=== EXERCISE DESCRIPTION ===
Copy out each line of the material in which the word "this" appears.

Data entries
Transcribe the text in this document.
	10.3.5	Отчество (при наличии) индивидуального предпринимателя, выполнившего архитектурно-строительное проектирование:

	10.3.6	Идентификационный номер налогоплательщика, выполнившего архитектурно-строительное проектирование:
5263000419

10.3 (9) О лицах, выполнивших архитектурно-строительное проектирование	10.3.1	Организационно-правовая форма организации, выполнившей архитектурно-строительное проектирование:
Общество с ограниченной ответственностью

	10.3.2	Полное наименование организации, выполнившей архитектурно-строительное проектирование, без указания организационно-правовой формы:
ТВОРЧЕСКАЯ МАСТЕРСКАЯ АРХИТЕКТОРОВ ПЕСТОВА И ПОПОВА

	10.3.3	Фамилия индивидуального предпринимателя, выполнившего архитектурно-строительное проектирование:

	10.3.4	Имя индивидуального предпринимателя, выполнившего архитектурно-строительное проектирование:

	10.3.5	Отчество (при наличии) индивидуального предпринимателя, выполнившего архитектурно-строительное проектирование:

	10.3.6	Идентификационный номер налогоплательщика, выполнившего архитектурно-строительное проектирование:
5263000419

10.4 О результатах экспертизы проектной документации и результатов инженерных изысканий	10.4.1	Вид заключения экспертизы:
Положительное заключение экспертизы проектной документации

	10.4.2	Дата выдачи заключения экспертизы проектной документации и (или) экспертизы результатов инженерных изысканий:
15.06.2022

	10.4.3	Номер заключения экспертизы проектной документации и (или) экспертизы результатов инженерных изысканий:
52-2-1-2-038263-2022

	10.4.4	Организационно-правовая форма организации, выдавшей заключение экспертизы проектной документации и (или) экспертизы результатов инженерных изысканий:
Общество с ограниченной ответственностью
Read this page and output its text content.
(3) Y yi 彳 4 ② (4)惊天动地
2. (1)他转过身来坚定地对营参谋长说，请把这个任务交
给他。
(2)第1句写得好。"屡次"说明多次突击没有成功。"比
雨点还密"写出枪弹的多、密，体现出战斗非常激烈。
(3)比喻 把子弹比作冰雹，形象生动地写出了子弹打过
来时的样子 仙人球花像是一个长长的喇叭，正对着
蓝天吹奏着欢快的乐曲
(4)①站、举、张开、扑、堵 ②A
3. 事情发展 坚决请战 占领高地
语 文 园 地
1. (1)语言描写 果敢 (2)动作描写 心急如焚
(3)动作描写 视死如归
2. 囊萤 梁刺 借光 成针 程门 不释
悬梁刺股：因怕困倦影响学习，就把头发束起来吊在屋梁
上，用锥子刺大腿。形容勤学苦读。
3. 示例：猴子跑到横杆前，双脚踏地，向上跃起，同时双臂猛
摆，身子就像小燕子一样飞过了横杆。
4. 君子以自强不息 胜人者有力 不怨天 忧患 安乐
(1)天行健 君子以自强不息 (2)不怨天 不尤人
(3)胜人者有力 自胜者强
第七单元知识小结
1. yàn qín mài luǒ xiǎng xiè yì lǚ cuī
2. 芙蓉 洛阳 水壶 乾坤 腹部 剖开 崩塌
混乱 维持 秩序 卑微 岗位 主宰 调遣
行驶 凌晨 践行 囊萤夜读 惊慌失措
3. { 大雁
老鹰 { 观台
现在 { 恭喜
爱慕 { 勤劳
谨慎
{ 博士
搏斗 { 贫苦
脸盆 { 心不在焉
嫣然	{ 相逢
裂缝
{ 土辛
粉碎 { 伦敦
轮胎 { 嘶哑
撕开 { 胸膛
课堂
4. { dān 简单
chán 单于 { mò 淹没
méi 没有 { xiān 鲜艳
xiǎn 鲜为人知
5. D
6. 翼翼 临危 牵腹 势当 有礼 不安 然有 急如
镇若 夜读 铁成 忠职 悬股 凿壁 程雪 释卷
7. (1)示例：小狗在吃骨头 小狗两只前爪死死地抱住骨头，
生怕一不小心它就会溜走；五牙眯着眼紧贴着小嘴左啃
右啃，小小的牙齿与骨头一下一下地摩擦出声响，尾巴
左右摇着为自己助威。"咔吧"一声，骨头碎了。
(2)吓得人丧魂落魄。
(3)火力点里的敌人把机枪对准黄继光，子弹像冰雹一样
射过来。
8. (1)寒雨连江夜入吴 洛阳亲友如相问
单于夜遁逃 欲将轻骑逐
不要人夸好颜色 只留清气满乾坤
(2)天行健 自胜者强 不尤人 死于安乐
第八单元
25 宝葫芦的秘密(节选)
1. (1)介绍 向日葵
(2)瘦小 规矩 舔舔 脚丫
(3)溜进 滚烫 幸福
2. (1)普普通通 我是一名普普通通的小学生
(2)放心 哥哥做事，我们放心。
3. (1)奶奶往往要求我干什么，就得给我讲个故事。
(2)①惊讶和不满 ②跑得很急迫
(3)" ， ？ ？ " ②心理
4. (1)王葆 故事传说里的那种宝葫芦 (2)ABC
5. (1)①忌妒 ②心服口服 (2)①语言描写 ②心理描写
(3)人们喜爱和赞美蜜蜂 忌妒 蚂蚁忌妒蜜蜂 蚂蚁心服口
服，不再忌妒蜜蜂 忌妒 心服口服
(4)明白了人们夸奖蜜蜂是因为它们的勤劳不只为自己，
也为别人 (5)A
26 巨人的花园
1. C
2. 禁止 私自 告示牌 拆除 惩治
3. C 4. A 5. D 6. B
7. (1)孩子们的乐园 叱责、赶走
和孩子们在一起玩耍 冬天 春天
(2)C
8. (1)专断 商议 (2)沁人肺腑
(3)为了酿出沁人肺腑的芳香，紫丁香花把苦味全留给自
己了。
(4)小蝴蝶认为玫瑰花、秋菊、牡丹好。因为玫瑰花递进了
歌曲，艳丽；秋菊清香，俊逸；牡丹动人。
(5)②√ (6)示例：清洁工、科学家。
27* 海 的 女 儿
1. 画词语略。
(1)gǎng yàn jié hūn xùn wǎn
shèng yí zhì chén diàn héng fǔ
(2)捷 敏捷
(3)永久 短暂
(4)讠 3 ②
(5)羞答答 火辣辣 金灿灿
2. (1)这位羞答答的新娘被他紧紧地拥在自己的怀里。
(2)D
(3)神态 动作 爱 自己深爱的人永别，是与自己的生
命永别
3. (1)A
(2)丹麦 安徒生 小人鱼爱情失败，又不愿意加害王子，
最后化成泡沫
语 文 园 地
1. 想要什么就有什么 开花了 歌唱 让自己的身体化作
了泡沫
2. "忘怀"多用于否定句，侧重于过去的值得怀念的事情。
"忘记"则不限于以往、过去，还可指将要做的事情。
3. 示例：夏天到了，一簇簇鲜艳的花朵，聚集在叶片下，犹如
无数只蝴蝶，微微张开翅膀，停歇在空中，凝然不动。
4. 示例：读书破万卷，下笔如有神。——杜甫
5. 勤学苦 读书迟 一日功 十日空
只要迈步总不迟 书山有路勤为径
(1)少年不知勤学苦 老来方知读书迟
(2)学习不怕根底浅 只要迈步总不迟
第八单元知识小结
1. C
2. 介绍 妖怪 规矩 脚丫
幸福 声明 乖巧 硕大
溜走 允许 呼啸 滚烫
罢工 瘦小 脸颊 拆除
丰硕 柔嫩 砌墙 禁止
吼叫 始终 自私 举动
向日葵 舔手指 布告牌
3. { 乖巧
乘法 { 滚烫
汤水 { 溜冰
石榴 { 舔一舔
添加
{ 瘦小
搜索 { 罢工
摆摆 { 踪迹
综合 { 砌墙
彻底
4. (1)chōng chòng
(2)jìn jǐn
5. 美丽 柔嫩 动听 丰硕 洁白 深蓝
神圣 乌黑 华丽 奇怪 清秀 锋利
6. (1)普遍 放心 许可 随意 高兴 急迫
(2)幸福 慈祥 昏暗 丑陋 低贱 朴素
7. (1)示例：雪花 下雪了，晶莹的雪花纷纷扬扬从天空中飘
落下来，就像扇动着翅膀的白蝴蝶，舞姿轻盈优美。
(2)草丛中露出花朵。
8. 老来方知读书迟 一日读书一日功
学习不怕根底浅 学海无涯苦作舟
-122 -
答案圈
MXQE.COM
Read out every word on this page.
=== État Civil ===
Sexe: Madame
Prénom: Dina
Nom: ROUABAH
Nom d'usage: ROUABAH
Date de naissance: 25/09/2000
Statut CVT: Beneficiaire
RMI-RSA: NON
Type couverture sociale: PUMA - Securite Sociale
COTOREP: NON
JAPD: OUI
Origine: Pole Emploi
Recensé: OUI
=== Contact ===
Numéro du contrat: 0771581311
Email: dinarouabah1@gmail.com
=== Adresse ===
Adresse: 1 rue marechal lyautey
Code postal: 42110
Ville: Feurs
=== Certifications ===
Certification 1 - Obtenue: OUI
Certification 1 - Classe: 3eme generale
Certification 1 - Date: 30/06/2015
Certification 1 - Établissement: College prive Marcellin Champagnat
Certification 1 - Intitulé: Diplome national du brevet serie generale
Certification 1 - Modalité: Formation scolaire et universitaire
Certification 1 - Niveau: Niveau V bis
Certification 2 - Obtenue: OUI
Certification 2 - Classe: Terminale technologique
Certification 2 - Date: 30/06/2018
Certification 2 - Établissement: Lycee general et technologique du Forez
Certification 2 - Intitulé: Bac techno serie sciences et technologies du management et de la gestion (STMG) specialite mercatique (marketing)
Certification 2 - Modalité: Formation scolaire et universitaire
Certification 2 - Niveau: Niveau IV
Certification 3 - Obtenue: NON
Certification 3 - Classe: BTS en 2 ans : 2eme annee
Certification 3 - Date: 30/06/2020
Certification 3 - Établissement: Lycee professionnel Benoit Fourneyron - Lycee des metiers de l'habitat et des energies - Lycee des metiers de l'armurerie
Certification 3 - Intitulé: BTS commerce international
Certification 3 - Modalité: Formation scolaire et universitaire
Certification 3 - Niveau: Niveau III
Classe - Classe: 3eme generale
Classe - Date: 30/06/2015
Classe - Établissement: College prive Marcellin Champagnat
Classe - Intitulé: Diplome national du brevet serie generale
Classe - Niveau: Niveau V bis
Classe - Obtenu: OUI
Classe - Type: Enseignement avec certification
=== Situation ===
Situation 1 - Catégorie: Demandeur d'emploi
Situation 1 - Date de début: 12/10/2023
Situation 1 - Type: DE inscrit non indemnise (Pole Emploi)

=== THE RESPONSE ===
Transcribe the text in this document.
Read this page and output its text content.
Read out every word on this page.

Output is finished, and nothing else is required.